### [Task directions]
Output the lines that follow exactly as they are.

### [Material for the task]
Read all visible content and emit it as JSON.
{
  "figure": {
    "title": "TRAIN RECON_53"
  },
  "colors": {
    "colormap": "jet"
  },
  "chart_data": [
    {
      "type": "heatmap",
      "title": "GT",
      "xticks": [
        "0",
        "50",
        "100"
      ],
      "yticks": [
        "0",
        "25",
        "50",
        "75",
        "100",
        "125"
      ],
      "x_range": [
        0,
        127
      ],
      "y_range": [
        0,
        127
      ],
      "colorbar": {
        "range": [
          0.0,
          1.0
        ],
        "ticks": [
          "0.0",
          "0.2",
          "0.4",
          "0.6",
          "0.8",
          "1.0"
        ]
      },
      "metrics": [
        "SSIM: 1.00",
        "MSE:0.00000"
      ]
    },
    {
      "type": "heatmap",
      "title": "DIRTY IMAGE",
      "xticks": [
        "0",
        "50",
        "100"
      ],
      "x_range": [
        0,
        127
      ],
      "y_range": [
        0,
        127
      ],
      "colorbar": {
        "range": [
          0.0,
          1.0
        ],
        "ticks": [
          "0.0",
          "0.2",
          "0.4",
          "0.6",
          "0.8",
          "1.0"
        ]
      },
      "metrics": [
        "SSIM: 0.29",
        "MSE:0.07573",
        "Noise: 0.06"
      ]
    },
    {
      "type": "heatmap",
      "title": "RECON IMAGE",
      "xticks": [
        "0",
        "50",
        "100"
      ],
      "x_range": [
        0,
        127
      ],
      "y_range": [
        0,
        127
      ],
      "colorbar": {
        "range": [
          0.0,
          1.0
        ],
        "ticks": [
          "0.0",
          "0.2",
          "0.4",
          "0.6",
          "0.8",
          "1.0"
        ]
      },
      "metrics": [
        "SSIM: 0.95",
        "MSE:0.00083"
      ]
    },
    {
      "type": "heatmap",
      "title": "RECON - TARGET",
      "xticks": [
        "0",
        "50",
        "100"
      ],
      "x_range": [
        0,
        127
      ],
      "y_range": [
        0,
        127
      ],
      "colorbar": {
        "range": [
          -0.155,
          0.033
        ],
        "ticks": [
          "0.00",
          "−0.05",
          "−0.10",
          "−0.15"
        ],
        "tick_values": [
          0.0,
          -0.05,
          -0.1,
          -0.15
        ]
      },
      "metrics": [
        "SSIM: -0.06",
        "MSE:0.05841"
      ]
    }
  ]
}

### [Full response]
Read all visible content and emit it as JSON.
{
  "figure": {
    "title": "TRAIN RECON_53"
  },
  "colors": {
    "colormap": "jet"
  },
  "chart_data": [
    {
      "type": "heatmap",
      "title": "GT",
      "xticks": [
        "0",
        "50",
        "100"
      ],
      "yticks": [
        "0",
        "25",
        "50",
        "75",
        "100",
        "125"
      ],
      "x_range": [
        0,
        127
      ],
      "y_range": [
        0,
        127
      ],
      "colorbar": {
        "range": [
          0.0,
          1.0
        ],
        "ticks": [
          "0.0",
          "0.2",
          "0.4",
          "0.6",
          "0.8",
          "1.0"
        ]
      },
      "metrics": [
        "SSIM: 1.00",
        "MSE:0.00000"
      ]
    },
    {
      "type": "heatmap",
      "title": "DIRTY IMAGE",
      "xticks": [
        "0",
        "50",
        "100"
      ],
      "x_range": [
        0,
        127
      ],
      "y_range": [
        0,
        127
      ],
      "colorbar": {
        "range": [
          0.0,
          1.0
        ],
        "ticks": [
          "0.0",
          "0.2",
          "0.4",
          "0.6",
          "0.8",
          "1.0"
        ]
      },
      "metrics": [
        "SSIM: 0.29",
        "MSE:0.07573",
        "Noise: 0.06"
      ]
    },
    {
      "type": "heatmap",
      "title": "RECON IMAGE",
      "xticks": [
        "0",
        "50",
        "100"
      ],
      "x_range": [
        0,
        127
      ],
      "y_range": [
        0,
        127
      ],
      "colorbar": {
        "range": [
          0.0,
          1.0
        ],
        "ticks": [
          "0.0",
          "0.2",
          "0.4",
          "0.6",
          "0.8",
          "1.0"
        ]
      },
      "metrics": [
        "SSIM: 0.95",
        "MSE:0.00083"
      ]
    },
    {
      "type": "heatmap",
      "title": "RECON - TARGET",
      "xticks": [
        "0",
        "50",
        "100"
      ],
      "x_range": [
        0,
        127
      ],
      "y_range": [
        0,
        127
      ],
      "colorbar": {
        "range": [
          -0.155,
          0.033
        ],
        "ticks": [
          "0.00",
          "−0.05",
          "−0.10",
          "−0.15"
        ],
        "tick_values": [
          0.0,
          -0.05,
          -0.1,
          -0.15
        ]
      },
      "metrics": [
        "SSIM: -0.06",
        "MSE:0.05841"
      ]
    }
  ]
}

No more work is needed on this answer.